◆ Work to be completed
Look through the data and write out every line with the word "background" in it.

----- Supplied material

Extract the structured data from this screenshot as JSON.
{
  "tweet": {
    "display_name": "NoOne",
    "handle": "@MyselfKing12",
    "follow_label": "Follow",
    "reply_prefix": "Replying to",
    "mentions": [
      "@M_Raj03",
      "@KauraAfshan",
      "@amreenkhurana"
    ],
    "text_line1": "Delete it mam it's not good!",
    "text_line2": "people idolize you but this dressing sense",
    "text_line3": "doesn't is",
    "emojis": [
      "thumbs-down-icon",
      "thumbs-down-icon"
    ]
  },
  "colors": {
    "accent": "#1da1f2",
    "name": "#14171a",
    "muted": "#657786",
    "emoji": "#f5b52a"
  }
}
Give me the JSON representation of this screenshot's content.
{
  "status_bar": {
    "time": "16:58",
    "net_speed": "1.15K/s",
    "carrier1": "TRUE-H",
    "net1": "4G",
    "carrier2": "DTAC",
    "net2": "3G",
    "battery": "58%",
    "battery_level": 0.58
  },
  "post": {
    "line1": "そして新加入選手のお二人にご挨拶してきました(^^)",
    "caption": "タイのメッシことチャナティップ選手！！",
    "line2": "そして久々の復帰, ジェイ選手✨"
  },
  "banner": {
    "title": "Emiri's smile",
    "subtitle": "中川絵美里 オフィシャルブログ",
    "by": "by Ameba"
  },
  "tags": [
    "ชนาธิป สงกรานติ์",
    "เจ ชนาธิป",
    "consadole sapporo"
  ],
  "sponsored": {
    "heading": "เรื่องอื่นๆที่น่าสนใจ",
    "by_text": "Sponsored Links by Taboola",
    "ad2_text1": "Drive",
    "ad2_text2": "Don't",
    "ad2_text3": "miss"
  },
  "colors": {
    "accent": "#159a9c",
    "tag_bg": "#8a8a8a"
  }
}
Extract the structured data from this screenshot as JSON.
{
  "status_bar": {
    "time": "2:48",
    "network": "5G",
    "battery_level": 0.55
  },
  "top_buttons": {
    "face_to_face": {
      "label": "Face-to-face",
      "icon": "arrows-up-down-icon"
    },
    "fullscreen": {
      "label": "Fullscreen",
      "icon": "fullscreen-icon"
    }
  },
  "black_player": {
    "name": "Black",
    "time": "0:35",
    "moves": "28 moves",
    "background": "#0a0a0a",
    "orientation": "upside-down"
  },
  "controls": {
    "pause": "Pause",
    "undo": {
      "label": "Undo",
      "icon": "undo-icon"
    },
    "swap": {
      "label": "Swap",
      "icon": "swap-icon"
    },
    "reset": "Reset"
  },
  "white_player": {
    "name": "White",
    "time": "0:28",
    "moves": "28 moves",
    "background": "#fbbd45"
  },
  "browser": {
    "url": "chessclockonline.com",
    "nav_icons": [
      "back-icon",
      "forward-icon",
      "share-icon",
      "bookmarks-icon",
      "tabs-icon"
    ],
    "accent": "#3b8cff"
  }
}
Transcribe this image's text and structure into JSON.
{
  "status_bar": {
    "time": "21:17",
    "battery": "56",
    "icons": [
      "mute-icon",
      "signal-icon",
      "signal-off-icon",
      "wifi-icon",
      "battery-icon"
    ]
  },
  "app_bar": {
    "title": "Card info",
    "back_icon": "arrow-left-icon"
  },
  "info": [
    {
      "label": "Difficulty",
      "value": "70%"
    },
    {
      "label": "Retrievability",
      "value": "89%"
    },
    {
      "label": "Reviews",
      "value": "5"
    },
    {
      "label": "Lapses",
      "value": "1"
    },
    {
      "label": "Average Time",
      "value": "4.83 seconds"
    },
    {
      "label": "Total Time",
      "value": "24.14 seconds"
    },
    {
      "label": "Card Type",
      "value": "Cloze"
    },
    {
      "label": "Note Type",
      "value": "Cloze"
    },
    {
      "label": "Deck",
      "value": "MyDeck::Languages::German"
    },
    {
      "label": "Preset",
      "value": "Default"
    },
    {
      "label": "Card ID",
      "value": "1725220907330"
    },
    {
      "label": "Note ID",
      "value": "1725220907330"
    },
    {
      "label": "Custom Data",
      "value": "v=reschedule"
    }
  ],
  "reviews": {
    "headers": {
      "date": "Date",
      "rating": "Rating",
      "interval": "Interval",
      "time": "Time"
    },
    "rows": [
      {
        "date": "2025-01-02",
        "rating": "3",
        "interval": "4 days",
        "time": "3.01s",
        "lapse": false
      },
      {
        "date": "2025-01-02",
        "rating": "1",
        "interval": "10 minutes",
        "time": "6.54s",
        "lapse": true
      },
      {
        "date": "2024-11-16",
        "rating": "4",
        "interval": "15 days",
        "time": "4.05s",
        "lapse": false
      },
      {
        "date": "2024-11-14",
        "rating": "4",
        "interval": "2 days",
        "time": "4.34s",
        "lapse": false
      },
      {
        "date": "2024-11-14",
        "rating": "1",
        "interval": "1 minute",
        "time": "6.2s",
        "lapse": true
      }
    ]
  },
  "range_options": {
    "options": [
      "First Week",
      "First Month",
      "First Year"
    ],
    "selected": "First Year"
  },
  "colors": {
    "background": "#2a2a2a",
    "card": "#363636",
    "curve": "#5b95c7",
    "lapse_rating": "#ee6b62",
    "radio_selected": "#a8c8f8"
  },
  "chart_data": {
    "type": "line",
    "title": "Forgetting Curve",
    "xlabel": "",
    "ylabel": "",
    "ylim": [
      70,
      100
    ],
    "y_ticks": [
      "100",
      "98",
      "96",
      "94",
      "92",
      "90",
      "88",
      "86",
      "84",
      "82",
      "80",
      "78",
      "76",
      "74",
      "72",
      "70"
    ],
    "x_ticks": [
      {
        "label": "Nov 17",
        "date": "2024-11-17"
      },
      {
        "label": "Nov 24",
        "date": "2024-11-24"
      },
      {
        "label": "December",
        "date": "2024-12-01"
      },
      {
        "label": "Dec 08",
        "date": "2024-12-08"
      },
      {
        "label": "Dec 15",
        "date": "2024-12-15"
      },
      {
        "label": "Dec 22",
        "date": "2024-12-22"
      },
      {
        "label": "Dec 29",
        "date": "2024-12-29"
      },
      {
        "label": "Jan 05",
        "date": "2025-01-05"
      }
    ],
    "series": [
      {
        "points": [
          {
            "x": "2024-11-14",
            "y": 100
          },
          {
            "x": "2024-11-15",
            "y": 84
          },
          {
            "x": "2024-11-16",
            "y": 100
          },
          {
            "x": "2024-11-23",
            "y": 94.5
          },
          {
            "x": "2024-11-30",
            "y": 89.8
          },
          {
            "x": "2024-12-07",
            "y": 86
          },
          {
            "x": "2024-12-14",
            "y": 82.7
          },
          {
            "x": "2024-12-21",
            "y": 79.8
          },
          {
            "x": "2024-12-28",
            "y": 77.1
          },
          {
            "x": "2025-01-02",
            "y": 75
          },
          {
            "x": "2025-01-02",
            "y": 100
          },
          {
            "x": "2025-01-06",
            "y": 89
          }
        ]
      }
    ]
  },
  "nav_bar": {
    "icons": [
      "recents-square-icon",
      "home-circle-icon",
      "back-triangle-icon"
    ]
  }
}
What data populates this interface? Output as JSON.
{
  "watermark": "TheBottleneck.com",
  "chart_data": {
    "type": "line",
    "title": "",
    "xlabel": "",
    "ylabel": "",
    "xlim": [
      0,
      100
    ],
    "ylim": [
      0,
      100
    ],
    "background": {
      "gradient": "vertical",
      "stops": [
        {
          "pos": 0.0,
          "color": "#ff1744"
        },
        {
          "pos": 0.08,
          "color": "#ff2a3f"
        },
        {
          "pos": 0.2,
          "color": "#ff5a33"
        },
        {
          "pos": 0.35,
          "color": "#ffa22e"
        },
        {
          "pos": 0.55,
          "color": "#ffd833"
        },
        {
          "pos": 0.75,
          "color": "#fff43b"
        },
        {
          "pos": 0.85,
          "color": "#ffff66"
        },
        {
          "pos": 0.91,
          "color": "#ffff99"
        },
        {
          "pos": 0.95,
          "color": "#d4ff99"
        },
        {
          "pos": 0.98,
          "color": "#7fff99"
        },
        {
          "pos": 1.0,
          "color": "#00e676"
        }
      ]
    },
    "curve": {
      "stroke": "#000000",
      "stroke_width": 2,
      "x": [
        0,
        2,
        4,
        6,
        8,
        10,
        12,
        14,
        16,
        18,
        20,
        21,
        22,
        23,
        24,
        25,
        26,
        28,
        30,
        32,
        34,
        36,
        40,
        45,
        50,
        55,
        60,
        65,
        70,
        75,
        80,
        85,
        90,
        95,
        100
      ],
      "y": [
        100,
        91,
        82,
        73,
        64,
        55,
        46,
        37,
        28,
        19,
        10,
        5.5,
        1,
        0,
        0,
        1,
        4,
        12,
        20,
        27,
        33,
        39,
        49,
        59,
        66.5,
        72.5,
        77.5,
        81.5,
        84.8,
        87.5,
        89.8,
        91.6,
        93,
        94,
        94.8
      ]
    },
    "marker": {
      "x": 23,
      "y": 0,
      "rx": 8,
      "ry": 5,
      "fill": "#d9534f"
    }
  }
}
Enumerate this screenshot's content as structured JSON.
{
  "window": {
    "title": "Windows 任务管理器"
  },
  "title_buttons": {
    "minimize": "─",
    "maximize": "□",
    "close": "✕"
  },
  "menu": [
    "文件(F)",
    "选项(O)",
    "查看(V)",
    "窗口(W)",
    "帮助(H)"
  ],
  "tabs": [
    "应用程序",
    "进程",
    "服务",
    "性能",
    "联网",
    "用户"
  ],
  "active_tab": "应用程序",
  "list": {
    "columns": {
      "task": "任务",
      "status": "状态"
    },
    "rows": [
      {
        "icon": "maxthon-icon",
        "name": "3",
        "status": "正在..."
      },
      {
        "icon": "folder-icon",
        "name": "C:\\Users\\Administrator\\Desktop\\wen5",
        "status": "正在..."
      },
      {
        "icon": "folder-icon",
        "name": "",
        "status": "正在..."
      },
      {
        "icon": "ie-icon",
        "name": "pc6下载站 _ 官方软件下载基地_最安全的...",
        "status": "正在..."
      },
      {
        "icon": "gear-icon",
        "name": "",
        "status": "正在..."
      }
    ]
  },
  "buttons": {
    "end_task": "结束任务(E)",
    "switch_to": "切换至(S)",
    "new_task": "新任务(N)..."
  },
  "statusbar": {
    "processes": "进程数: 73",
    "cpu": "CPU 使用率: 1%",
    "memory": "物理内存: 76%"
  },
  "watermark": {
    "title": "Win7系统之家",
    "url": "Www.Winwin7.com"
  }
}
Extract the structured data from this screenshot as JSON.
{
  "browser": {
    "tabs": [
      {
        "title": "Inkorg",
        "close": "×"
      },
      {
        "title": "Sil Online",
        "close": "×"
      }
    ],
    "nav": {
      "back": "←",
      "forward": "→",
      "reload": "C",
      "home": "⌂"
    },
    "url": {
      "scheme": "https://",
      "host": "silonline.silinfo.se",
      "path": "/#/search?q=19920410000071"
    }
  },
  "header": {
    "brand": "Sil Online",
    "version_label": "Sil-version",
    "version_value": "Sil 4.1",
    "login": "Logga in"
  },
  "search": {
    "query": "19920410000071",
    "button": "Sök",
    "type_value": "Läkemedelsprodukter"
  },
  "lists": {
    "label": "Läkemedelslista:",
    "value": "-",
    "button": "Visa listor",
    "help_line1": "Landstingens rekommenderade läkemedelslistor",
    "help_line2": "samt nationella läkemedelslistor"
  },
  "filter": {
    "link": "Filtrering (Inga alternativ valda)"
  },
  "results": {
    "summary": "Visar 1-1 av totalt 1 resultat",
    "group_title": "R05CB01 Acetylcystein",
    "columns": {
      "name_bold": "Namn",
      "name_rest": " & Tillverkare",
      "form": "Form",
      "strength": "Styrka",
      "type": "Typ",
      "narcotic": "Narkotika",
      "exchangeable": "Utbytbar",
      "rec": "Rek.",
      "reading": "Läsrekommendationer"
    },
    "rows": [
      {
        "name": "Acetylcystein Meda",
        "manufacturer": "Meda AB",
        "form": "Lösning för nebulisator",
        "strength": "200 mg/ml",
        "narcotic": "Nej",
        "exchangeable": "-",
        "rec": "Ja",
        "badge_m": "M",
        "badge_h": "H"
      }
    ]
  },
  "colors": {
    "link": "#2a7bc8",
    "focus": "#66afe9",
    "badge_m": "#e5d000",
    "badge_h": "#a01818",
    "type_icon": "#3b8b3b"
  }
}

----------

◆ Task solution
    "background": "#0a0a0a",
    "background": "#fbbd45"
    "background": "#2a2a2a",
    "background": {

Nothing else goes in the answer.